*OBJECTIVE*
Wherever the string "this" occurs in a line of these records, report that line.

*Data listing*
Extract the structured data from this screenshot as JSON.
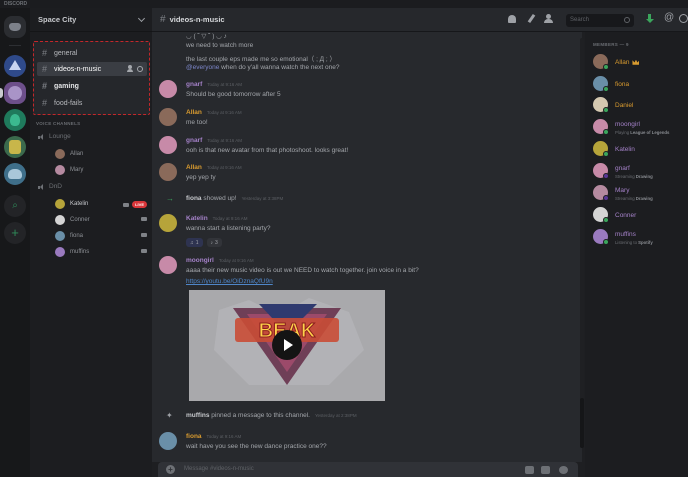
{
  "app": {
    "title": "DISCORD"
  },
  "server": {
    "name": "Space City"
  },
  "text_channels": [
    {
      "name": "general",
      "state": "normal"
    },
    {
      "name": "videos-n-music",
      "state": "active"
    },
    {
      "name": "gaming",
      "state": "unread"
    },
    {
      "name": "food-fails",
      "state": "normal"
    }
  ],
  "voice": {
    "header": "VOICE CHANNELS",
    "channels": [
      {
        "name": "Lounge",
        "users": [
          "Allan",
          "Mary"
        ]
      },
      {
        "name": "DnD",
        "users": [
          "Katelin",
          "Conner",
          "fiona",
          "muffins"
        ]
      }
    ],
    "live_label": "LIVE"
  },
  "channel_header": {
    "name": "videos-n-music",
    "search_placeholder": "Search"
  },
  "messages": {
    "intro_line0": "◡ ( ˘ ▽ ˘ ) ◡ ♪",
    "intro_line1": "we need to watch more",
    "intro_line2": "the last couple eps made me so emotional（ ; Д ; ）",
    "intro_line3_mention": "@everyone",
    "intro_line3_rest": " when do y'all wanna watch the next one?",
    "m1": {
      "author": "gnarf",
      "time": "Today at 9:16 AM",
      "text": "Should be good tomorrow after 5"
    },
    "m2": {
      "author": "Allan",
      "time": "Today at 9:16 AM",
      "text": "me too!"
    },
    "m3": {
      "author": "gnarf",
      "time": "Today at 9:16 AM",
      "text": "ooh is that new avatar from that photoshoot. looks great!"
    },
    "m4": {
      "author": "Allan",
      "time": "Today at 9:16 AM",
      "text": "yep yep ty"
    },
    "sys1": {
      "author": "fiona",
      "text": " showed up!",
      "time": "Yesterday at 3:38PM"
    },
    "m5": {
      "author": "Katelin",
      "time": "Today at 9:16 AM",
      "text": "wanna start a listening party?",
      "react1": "1",
      "react2": "3"
    },
    "m6": {
      "author": "moongirl",
      "time": "Today at 9:16 AM",
      "text": "aaaa their new music video is out we NEED to watch together. join voice in a bit?",
      "link": "https://youtu.be/OiDznaQfU9n"
    },
    "embed_logo": "BEAK",
    "sys2": {
      "author": "muffins",
      "text": " pinned a message to this channel.",
      "time": "Yesterday at 2:38PM"
    },
    "m7": {
      "author": "fiona",
      "time": "Today at 9:16 AM",
      "text": "wait have you see the new dance practice one??"
    }
  },
  "input": {
    "placeholder": "Message #videos-n-music"
  },
  "members": {
    "header": "MEMBERS — 9",
    "list": [
      {
        "name": "Allan",
        "color": "#d99b2f",
        "activity": ""
      },
      {
        "name": "fiona",
        "color": "#d99b2f",
        "activity": ""
      },
      {
        "name": "Daniel",
        "color": "#d99b2f",
        "activity": ""
      },
      {
        "name": "moongirl",
        "color": "#a582c9",
        "activity_prefix": "Playing ",
        "activity": "League of Legends"
      },
      {
        "name": "Katelin",
        "color": "#a582c9",
        "activity": ""
      },
      {
        "name": "gnarf",
        "color": "#a582c9",
        "activity_prefix": "Streaming ",
        "activity": "Drawing"
      },
      {
        "name": "Mary",
        "color": "#a582c9",
        "activity_prefix": "Streaming ",
        "activity": "Drawing"
      },
      {
        "name": "Conner",
        "color": "#a582c9",
        "activity": ""
      },
      {
        "name": "muffins",
        "color": "#a582c9",
        "activity_prefix": "Listening to ",
        "activity": "Spotify"
      }
    ]
  },
  "colors": {
    "accent": "#5865f2",
    "live": "#d8363a",
    "online": "#3ba55c",
    "highlight_box": "#c4272a"
  }
}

*OUTPUT OF THE EXERCISE*
Extract the structured data from this screenshot as JSON.
      "text": " pinned a message to this channel.",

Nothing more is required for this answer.